**Source document:**
+ + +
Non-sustained ventricular tachycardia - Resonate CRT

Patient

  • male with dilated cardiomyopathy and numerous episodes of non-sustained VT; implanted with a Resonate triple-chamber defibrillator

 

Summary

  • episode classified as non-sustained VT

 

EGM layout

  1. spontaneous rhythm in the atrium and biventricular pacing
  2. onset of ventricular tachycardia (regular, monomorphic with atrioventricular dissociation)
  3. alternation between a cycle classified in the VT zone and a cycle classified as an extrasystole; to trigger the search for the 8/10 criterion, 3 consecutive cycles in a tachycardia zone are required; this first VT cycle (followed by a cycle sensed outside a tachycardia zone) therefore does not count towards the 8/10 criterion.
  4. third consecutive cycle in the VT zone (3 consecutive cycles criterion met)
  5. VT episode (V-Epsd) after 8 cycles in VT zone (including 3 consecutive cycles); start of initial VT zone duration (programmed to 12 seconds)
  6. spontaneous termination
  7. after 5 cycles outside the tachycardia zone, criterion 6/10 is no longer met
  8. end-of-episode marker (10 seconds after criterion 6/10 is no longer met)
+ + +
**Available data:**
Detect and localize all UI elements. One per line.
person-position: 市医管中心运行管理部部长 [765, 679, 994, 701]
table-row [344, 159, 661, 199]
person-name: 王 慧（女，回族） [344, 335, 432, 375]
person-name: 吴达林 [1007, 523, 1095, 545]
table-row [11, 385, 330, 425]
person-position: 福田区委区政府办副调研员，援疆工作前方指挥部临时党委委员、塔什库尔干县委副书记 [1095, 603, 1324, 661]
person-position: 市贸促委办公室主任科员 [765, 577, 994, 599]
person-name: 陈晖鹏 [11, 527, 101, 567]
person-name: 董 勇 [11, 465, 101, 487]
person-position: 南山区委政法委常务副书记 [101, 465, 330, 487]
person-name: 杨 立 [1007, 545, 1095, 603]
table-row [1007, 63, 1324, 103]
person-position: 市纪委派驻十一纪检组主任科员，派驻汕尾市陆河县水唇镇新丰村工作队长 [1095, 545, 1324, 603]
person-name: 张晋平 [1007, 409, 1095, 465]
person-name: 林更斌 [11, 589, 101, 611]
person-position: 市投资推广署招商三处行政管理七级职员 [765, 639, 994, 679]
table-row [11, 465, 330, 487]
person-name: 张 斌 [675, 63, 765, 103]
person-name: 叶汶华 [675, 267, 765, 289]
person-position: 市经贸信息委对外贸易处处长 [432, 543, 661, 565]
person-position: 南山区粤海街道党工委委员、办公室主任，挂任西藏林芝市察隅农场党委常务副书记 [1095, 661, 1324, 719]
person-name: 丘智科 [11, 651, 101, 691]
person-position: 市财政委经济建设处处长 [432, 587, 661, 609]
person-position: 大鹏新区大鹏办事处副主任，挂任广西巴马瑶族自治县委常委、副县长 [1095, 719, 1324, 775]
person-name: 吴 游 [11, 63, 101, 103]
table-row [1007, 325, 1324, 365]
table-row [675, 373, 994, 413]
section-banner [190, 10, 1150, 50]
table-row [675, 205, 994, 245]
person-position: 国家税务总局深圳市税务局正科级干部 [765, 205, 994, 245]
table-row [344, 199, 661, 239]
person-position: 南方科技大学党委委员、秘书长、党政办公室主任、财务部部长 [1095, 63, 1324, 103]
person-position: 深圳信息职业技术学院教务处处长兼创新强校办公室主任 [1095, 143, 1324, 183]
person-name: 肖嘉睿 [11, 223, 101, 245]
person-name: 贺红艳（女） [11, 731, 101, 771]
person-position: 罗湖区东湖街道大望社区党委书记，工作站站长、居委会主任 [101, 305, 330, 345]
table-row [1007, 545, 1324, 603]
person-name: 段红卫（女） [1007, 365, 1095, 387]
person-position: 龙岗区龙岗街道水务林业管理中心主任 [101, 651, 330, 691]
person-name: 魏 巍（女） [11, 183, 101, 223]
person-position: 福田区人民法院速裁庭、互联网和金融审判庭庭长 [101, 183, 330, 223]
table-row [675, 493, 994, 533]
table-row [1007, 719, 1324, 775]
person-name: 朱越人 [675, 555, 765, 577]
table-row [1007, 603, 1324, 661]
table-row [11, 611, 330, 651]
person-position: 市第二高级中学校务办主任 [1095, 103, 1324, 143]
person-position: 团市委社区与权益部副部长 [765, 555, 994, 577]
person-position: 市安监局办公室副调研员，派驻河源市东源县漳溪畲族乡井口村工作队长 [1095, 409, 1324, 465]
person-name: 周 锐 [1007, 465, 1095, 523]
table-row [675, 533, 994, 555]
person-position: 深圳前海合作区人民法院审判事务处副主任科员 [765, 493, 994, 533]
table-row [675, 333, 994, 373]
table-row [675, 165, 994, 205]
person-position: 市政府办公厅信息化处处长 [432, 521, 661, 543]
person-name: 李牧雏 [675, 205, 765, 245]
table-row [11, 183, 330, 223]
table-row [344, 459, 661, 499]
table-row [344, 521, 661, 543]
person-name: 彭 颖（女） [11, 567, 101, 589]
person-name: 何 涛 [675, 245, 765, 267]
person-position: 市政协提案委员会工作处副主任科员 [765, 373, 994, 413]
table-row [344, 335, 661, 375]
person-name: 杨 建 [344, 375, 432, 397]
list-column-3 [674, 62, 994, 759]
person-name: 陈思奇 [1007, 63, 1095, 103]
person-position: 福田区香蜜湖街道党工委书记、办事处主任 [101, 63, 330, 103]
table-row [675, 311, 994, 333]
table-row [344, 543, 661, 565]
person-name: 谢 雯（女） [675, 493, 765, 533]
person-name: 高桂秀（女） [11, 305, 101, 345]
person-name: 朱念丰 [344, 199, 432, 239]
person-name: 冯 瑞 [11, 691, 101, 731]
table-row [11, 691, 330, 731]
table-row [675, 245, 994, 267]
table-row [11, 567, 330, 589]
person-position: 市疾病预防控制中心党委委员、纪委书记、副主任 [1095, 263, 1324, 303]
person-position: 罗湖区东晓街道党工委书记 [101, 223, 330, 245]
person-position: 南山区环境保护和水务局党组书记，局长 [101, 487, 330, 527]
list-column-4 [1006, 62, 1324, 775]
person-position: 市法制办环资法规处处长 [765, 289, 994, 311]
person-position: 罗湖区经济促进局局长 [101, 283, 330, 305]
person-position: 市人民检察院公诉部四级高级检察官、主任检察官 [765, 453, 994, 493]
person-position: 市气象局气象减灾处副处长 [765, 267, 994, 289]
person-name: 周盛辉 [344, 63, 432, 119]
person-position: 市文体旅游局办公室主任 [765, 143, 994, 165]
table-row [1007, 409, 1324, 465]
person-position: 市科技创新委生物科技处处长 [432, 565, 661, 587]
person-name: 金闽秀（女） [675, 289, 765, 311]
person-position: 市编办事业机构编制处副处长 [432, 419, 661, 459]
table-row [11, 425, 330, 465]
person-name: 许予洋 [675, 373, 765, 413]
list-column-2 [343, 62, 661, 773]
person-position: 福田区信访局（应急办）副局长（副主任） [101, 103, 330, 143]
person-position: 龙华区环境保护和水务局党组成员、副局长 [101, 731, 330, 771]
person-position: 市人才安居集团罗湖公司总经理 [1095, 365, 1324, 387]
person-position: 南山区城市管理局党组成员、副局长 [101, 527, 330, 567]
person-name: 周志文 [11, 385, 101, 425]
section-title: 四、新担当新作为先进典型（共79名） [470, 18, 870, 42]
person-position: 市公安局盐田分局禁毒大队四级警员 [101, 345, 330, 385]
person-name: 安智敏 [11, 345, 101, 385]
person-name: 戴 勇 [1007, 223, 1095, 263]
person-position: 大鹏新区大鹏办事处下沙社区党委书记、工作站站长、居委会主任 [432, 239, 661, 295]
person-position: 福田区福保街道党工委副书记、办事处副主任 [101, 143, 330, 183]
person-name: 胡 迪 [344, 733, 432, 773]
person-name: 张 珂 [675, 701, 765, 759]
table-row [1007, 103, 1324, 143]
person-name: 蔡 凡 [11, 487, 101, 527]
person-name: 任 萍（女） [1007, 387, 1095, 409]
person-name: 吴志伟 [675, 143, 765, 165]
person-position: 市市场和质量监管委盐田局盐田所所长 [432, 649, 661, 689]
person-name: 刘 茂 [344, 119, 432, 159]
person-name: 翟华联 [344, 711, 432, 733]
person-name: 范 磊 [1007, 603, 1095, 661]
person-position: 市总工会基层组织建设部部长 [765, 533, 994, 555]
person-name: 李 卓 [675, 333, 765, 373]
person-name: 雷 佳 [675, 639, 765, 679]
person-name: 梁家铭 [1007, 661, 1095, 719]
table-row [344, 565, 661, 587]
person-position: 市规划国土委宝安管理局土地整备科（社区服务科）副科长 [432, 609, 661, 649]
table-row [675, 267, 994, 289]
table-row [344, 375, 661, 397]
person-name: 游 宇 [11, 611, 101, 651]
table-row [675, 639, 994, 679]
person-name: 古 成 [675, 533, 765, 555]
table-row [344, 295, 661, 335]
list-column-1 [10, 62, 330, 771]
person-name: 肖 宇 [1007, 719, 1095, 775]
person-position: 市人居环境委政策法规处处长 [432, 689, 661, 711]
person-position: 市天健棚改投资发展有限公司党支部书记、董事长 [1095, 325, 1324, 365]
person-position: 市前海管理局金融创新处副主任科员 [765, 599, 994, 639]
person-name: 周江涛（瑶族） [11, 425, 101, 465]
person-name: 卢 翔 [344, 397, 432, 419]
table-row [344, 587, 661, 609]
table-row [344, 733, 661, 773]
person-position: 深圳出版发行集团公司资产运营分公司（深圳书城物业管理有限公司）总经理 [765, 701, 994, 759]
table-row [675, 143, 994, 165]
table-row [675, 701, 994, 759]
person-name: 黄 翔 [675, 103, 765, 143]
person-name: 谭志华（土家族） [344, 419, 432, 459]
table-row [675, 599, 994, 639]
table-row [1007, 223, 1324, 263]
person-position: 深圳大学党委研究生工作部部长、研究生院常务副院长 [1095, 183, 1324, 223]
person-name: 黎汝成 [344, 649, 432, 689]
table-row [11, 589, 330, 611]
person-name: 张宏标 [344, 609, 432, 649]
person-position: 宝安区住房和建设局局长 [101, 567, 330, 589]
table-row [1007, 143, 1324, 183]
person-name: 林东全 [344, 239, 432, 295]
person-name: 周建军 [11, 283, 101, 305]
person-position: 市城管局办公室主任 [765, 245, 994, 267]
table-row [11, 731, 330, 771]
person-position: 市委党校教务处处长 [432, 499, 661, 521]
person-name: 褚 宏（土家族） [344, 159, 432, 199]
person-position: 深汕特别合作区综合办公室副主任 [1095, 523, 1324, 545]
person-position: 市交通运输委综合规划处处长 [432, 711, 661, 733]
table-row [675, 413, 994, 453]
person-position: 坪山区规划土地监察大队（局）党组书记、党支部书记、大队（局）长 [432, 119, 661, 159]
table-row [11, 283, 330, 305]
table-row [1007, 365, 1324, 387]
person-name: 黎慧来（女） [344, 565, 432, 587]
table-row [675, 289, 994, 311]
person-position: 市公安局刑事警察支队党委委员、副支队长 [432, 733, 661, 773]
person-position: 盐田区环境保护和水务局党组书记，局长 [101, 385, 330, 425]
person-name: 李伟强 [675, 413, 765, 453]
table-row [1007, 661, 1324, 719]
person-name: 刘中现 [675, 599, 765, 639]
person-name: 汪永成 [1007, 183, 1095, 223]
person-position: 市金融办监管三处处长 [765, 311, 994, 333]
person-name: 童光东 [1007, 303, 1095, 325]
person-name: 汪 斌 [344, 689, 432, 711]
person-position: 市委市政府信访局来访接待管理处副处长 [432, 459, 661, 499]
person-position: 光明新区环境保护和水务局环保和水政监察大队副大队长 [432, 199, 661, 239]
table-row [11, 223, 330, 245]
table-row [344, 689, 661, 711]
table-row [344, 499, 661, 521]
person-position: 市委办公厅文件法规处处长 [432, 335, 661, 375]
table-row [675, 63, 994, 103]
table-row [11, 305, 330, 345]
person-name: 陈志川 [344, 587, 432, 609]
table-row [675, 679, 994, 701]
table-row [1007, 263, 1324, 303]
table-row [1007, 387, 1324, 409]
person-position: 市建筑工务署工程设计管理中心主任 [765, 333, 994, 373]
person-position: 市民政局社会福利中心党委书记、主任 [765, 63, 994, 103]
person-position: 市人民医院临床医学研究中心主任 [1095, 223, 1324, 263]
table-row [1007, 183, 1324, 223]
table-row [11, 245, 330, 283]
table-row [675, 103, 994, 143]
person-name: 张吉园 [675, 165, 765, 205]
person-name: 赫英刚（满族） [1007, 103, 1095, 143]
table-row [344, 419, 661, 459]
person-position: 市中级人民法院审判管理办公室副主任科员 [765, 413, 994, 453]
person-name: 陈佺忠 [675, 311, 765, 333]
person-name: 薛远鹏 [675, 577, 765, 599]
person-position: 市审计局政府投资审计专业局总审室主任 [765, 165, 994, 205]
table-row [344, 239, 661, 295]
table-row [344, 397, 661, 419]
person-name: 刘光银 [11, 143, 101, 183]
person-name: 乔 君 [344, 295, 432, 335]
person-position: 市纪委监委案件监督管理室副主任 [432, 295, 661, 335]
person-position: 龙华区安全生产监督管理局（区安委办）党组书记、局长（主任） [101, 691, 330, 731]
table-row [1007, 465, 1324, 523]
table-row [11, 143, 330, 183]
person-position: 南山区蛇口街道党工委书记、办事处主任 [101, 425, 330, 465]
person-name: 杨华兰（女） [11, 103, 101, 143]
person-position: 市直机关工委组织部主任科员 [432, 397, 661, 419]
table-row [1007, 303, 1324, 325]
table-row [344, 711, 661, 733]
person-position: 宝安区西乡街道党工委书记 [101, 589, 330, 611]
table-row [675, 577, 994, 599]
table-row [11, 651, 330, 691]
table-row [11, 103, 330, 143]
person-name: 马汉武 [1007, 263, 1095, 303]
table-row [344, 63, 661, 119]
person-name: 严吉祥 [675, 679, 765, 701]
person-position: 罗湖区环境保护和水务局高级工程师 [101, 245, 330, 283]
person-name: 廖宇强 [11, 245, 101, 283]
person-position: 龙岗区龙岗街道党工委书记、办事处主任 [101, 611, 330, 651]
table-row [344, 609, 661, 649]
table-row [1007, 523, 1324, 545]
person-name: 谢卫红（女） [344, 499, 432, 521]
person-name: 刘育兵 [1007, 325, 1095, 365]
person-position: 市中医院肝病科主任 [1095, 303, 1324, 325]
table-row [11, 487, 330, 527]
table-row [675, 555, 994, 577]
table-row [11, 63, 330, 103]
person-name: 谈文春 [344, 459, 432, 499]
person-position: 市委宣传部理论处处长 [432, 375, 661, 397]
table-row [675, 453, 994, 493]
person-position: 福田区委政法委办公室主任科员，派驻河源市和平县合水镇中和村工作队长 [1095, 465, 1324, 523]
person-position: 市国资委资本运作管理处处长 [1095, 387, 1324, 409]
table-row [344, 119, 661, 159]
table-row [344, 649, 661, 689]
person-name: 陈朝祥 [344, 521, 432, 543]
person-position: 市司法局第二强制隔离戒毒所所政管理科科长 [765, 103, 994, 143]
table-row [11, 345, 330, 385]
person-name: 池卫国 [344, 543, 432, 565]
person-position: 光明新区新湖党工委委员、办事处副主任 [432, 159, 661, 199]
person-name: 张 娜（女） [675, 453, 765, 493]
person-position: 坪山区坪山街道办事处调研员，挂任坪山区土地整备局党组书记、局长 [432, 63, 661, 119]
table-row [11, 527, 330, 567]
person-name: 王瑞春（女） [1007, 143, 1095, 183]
+ + +
**Exercise:** In the non-sustained VT write-up, why does the first VT cycle described in step 3 not count toward the 8/10 criterion?

**Solution:** The search for the 8/10 criterion starts only after 3 consecutive cycles fall in a tachycardia zone. This first VT cycle was followed by a cycle sensed outside a tachycardia zone, so it does not count toward the criterion.